● WRITTEN TASK:
Look through the data below and return each line where "xlabel" appears.

● LISTING:

※

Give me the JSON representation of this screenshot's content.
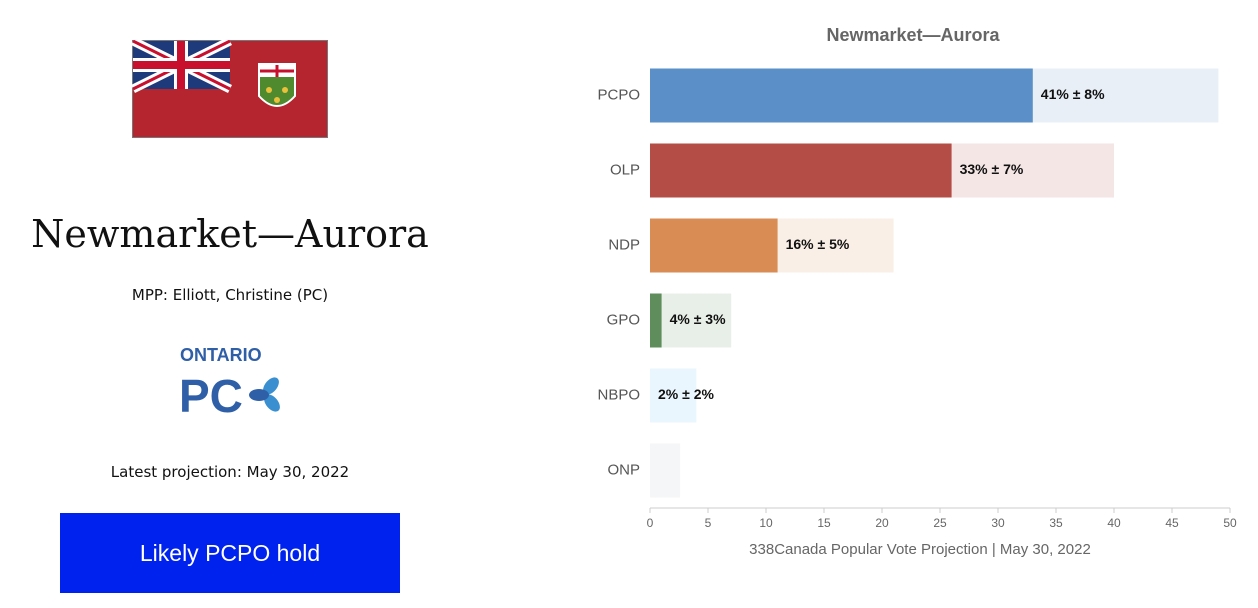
{
  "panel": {
    "riding": "Newmarket—Aurora",
    "mpp": "MPP: Elliott, Christine (PC)",
    "logo_top": "ONTARIO",
    "logo_main": "PC",
    "projection": "Latest projection: May 30, 2022",
    "verdict": "Likely PCPO hold"
  },
  "chart_data": {
    "type": "bar",
    "orientation": "horizontal",
    "title": "Newmarket—Aurora",
    "categories": [
      "PCPO",
      "OLP",
      "NDP",
      "GPO",
      "NBPO",
      "ONP"
    ],
    "values": [
      41,
      33,
      16,
      4,
      2,
      1.3
    ],
    "errors": [
      8,
      7,
      5,
      3,
      2,
      1.3
    ],
    "value_labels": [
      "41% ± 8%",
      "33% ± 7%",
      "16% ± 5%",
      "4% ± 3%",
      "2% ± 2%",
      null
    ],
    "colors": [
      "#5a8fc8",
      "#b44d46",
      "#da8c55",
      "#5f8e5c",
      "#6cbfee",
      "#b8bcc8"
    ],
    "xlabel": "338Canada Popular Vote Projection | May 30, 2022",
    "xlim": [
      0,
      50
    ],
    "xticks": [
      0,
      5,
      10,
      15,
      20,
      25,
      30,
      35,
      40,
      45,
      50
    ],
    "grid": false
  }
}
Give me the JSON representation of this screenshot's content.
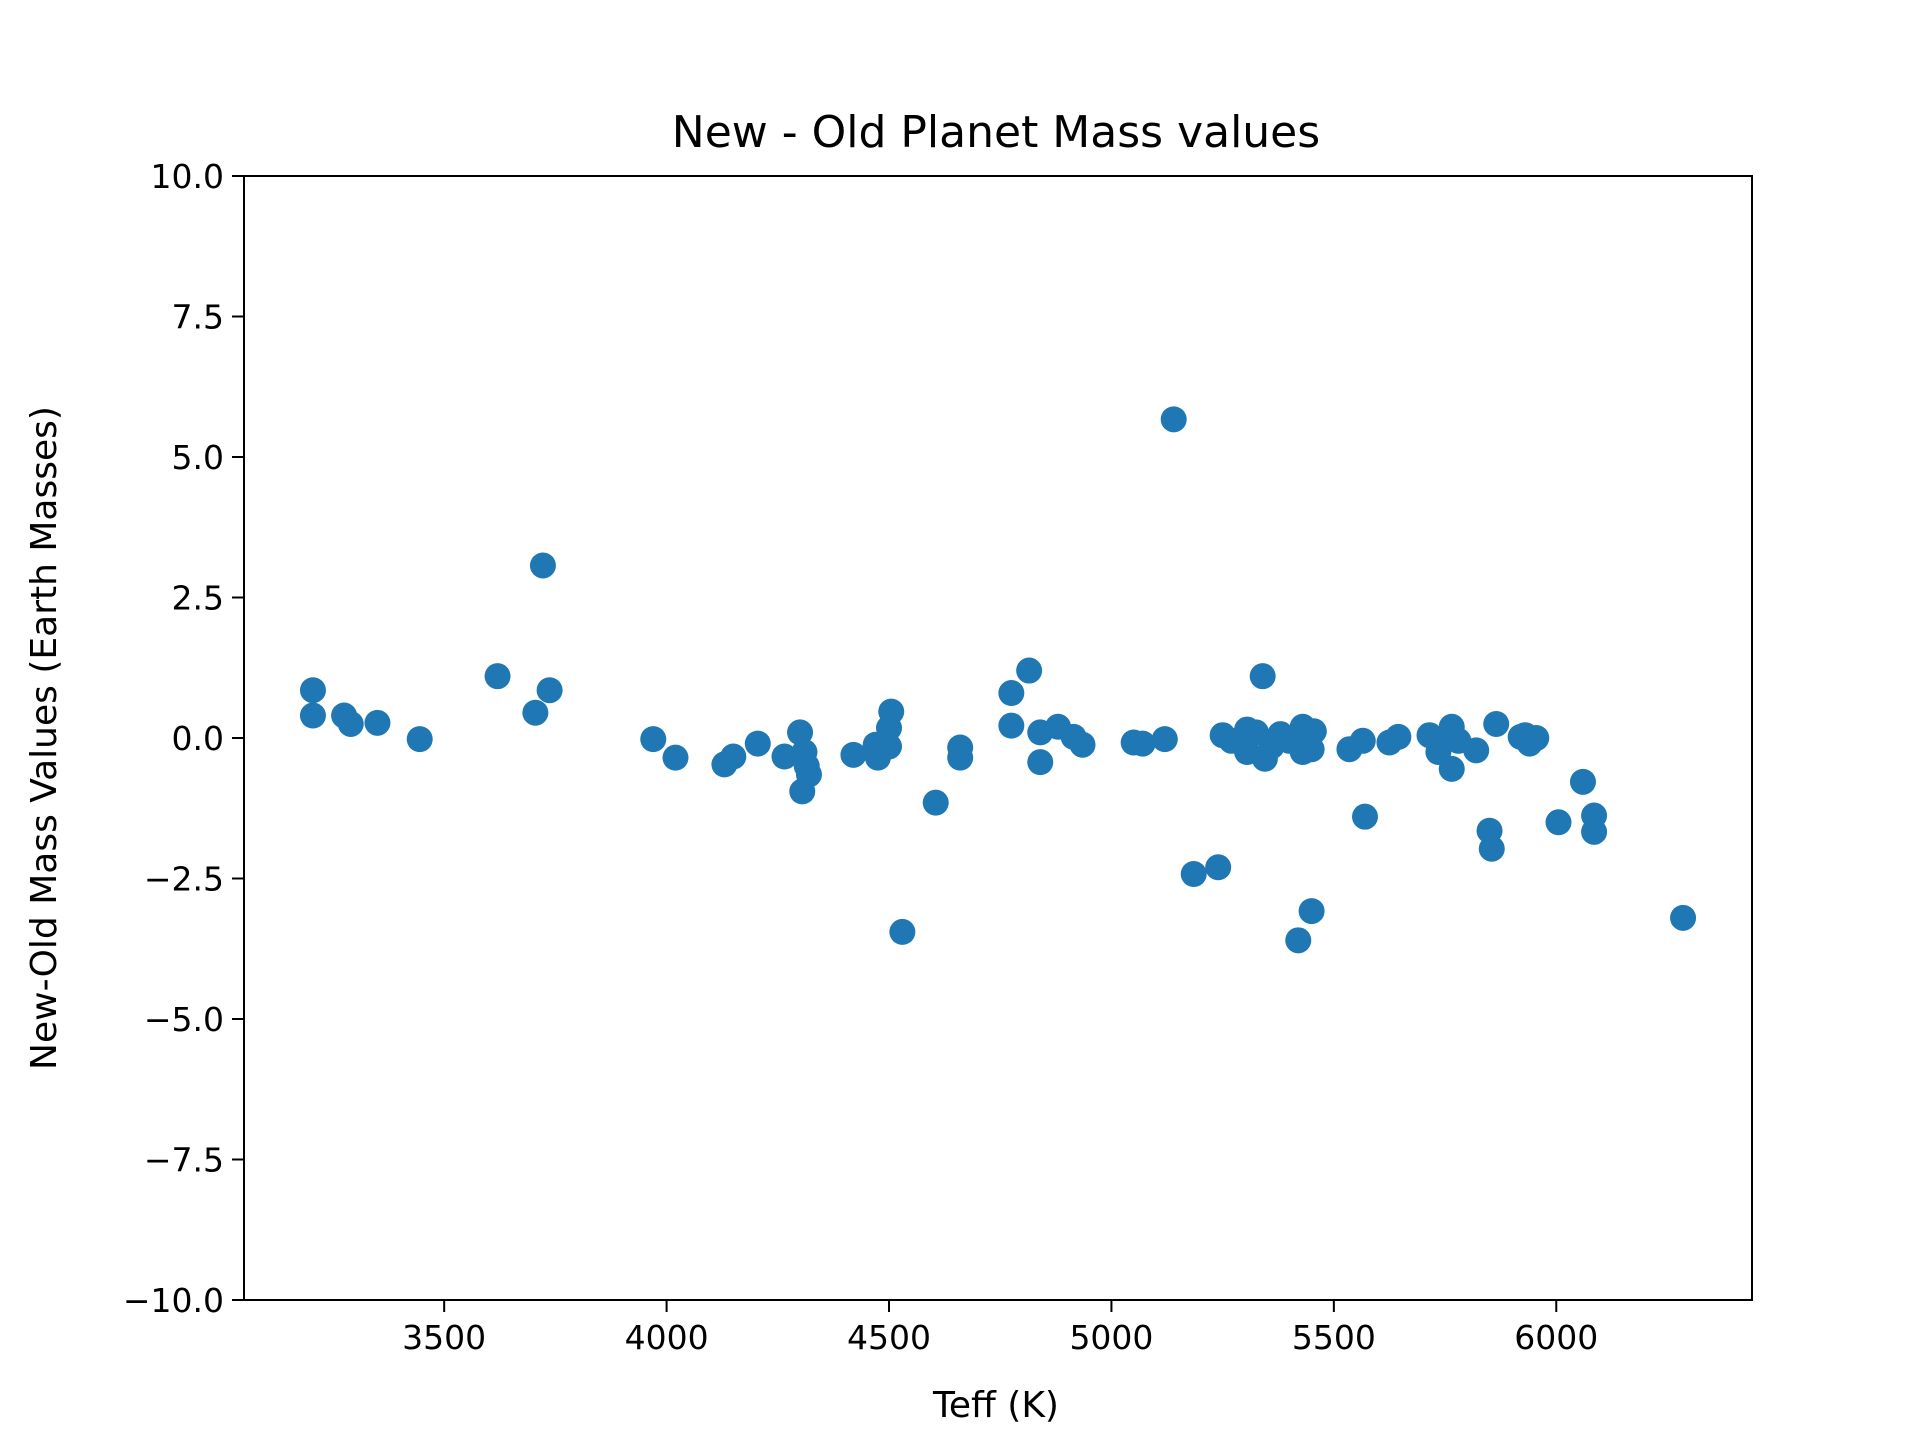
{
  "chart_data": {
    "type": "scatter",
    "title": "New - Old Planet Mass values",
    "xlabel": "Teff (K)",
    "ylabel": "New-Old Mass Values (Earth Masses)",
    "xlim": [
      3050,
      6440
    ],
    "ylim": [
      -10.0,
      10.0
    ],
    "xticks": [
      3500,
      4000,
      4500,
      5000,
      5500,
      6000
    ],
    "xtick_labels": [
      "3500",
      "4000",
      "4500",
      "5000",
      "5500",
      "6000"
    ],
    "yticks": [
      10.0,
      7.5,
      5.0,
      2.5,
      0.0,
      -2.5,
      -5.0,
      -7.5,
      -10.0
    ],
    "ytick_labels": [
      "10.0",
      "7.5",
      "5.0",
      "2.5",
      "0.0",
      "−2.5",
      "−5.0",
      "−7.5",
      "−10.0"
    ],
    "grid": false,
    "legend": "none",
    "marker_color": "#1f77b4",
    "series": [
      {
        "points": [
          [
            3205,
            0.85
          ],
          [
            3205,
            0.4
          ],
          [
            3275,
            0.4
          ],
          [
            3290,
            0.25
          ],
          [
            3350,
            0.27
          ],
          [
            3445,
            -0.02
          ],
          [
            3620,
            1.1
          ],
          [
            3705,
            0.45
          ],
          [
            3722,
            3.07
          ],
          [
            3737,
            0.85
          ],
          [
            3970,
            -0.02
          ],
          [
            4020,
            -0.35
          ],
          [
            4130,
            -0.47
          ],
          [
            4150,
            -0.33
          ],
          [
            4205,
            -0.1
          ],
          [
            4265,
            -0.33
          ],
          [
            4300,
            0.1
          ],
          [
            4305,
            -0.95
          ],
          [
            4310,
            -0.25
          ],
          [
            4315,
            -0.5
          ],
          [
            4320,
            -0.65
          ],
          [
            4420,
            -0.3
          ],
          [
            4470,
            -0.12
          ],
          [
            4475,
            -0.35
          ],
          [
            4500,
            0.18
          ],
          [
            4505,
            0.47
          ],
          [
            4500,
            -0.15
          ],
          [
            4530,
            -3.45
          ],
          [
            4605,
            -1.15
          ],
          [
            4660,
            -0.17
          ],
          [
            4660,
            -0.35
          ],
          [
            4775,
            0.8
          ],
          [
            4775,
            0.22
          ],
          [
            4815,
            1.2
          ],
          [
            4840,
            0.1
          ],
          [
            4840,
            -0.43
          ],
          [
            4880,
            0.2
          ],
          [
            4915,
            0.02
          ],
          [
            4935,
            -0.12
          ],
          [
            5050,
            -0.08
          ],
          [
            5070,
            -0.1
          ],
          [
            5120,
            -0.02
          ],
          [
            5140,
            5.67
          ],
          [
            5185,
            -2.42
          ],
          [
            5240,
            -2.3
          ],
          [
            5250,
            0.05
          ],
          [
            5270,
            -0.05
          ],
          [
            5305,
            0.15
          ],
          [
            5305,
            -0.25
          ],
          [
            5325,
            0.1
          ],
          [
            5340,
            1.1
          ],
          [
            5345,
            -0.37
          ],
          [
            5360,
            -0.15
          ],
          [
            5380,
            0.07
          ],
          [
            5400,
            -0.05
          ],
          [
            5420,
            -3.6
          ],
          [
            5430,
            -0.25
          ],
          [
            5430,
            0.2
          ],
          [
            5440,
            -0.05
          ],
          [
            5450,
            -0.2
          ],
          [
            5450,
            -3.08
          ],
          [
            5455,
            0.12
          ],
          [
            5535,
            -0.2
          ],
          [
            5565,
            -0.05
          ],
          [
            5570,
            -1.4
          ],
          [
            5625,
            -0.08
          ],
          [
            5645,
            0.02
          ],
          [
            5715,
            0.05
          ],
          [
            5735,
            -0.25
          ],
          [
            5750,
            0.0
          ],
          [
            5765,
            0.2
          ],
          [
            5765,
            -0.55
          ],
          [
            5780,
            -0.05
          ],
          [
            5820,
            -0.22
          ],
          [
            5850,
            -1.65
          ],
          [
            5855,
            -1.97
          ],
          [
            5865,
            0.25
          ],
          [
            5920,
            0.02
          ],
          [
            5930,
            0.05
          ],
          [
            5940,
            -0.1
          ],
          [
            5955,
            0.0
          ],
          [
            6005,
            -1.5
          ],
          [
            6060,
            -0.78
          ],
          [
            6085,
            -1.38
          ],
          [
            6085,
            -1.67
          ],
          [
            6285,
            -3.2
          ]
        ]
      }
    ]
  }
}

※

● CORRECT RESPONSE:
    "xlabel": "338Canada Popular Vote Projection | May 30, 2022",
    "xlabel": "Teff (K)",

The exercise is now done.